-- Extracted data --
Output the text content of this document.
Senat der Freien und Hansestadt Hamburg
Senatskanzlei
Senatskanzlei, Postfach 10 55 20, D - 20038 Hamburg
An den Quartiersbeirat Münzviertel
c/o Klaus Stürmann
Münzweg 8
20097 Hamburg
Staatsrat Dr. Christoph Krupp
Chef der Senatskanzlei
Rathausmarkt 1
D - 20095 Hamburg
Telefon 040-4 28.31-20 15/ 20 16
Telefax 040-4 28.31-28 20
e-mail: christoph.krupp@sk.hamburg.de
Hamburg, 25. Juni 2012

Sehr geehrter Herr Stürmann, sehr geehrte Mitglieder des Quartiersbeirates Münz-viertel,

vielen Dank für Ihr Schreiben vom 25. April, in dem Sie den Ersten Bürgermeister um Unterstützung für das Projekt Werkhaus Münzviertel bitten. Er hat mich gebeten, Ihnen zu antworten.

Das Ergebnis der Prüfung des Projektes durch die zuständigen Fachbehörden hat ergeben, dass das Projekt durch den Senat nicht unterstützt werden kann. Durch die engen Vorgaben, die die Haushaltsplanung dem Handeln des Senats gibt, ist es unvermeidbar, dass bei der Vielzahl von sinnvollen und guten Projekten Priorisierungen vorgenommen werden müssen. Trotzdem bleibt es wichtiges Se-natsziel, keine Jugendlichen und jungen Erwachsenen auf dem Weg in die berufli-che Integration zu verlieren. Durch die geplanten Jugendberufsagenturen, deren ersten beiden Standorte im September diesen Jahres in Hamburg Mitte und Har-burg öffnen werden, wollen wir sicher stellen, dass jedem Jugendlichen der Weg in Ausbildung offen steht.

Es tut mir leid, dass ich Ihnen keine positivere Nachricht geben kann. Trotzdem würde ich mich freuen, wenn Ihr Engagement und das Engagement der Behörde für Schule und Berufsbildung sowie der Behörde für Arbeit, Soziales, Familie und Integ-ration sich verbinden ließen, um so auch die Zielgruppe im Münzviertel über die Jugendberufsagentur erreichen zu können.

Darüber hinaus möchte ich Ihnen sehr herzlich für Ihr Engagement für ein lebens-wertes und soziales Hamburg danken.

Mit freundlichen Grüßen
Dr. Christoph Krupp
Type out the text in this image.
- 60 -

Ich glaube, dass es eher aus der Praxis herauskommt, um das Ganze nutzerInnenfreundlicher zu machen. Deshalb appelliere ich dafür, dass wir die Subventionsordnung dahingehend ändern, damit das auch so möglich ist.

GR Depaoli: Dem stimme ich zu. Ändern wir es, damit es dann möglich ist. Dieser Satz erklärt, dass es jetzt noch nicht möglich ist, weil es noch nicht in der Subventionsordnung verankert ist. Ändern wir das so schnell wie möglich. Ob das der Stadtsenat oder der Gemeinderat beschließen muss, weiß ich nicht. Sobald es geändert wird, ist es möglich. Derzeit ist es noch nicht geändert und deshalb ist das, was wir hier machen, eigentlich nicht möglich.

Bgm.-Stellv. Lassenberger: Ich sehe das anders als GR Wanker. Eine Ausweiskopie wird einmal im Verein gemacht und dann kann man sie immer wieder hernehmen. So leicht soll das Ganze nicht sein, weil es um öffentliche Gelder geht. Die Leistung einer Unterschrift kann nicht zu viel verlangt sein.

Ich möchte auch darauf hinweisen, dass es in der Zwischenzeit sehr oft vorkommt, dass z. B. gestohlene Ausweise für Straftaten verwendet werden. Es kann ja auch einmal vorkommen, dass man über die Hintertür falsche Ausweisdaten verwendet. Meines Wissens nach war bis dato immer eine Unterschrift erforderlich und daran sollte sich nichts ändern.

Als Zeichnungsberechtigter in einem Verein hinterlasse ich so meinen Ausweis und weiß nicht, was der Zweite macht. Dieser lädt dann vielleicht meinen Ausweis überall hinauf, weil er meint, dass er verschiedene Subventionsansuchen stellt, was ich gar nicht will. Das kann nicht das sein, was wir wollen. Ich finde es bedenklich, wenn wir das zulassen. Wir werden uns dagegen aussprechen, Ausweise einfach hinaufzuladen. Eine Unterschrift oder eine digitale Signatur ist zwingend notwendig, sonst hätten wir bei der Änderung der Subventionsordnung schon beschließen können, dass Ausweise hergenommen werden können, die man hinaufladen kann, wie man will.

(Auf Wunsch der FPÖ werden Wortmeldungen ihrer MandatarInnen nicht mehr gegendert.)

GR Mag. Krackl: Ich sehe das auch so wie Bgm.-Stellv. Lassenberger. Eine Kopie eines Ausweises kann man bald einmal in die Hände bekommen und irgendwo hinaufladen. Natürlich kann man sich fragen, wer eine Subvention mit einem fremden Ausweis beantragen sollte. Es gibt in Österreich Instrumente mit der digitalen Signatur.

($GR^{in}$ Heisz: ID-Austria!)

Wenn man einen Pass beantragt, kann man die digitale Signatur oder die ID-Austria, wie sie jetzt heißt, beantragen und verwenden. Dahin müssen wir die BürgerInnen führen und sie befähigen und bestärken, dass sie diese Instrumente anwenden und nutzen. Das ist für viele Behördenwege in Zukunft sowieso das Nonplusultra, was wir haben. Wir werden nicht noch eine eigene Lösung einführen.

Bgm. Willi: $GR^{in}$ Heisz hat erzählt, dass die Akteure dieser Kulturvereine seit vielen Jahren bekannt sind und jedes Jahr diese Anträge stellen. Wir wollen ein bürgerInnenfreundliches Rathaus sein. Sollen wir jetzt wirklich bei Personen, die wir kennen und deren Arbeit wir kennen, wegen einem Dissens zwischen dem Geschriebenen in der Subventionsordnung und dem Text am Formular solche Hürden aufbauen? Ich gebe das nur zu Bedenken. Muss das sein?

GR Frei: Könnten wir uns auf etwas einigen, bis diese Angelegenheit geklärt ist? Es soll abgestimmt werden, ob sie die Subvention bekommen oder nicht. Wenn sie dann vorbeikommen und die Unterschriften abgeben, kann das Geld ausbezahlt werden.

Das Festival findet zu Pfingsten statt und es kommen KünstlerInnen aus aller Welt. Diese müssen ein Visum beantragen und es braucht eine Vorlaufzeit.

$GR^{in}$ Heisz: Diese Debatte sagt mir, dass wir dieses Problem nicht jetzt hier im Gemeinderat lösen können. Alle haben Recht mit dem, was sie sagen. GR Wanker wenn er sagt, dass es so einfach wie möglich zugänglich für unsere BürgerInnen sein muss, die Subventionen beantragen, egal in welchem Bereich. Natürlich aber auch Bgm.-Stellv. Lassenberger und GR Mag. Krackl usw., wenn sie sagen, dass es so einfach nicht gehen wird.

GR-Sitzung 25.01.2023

--

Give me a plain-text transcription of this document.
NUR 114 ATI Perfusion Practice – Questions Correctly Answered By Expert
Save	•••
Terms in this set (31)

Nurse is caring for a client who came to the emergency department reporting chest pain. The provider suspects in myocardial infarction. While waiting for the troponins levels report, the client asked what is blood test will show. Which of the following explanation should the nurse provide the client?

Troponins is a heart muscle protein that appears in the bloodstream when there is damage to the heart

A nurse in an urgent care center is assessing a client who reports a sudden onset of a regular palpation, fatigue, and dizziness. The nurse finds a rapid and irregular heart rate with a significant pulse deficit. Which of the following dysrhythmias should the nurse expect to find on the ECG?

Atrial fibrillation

-- Work request --
Whenever the word "this" shows up in a line of the entries, copy that line.

-- Result of the exercise --
Output the text content of this document.
Type out the text in this image.
Give me a plain-text transcription of this document.
Terms in this set (31)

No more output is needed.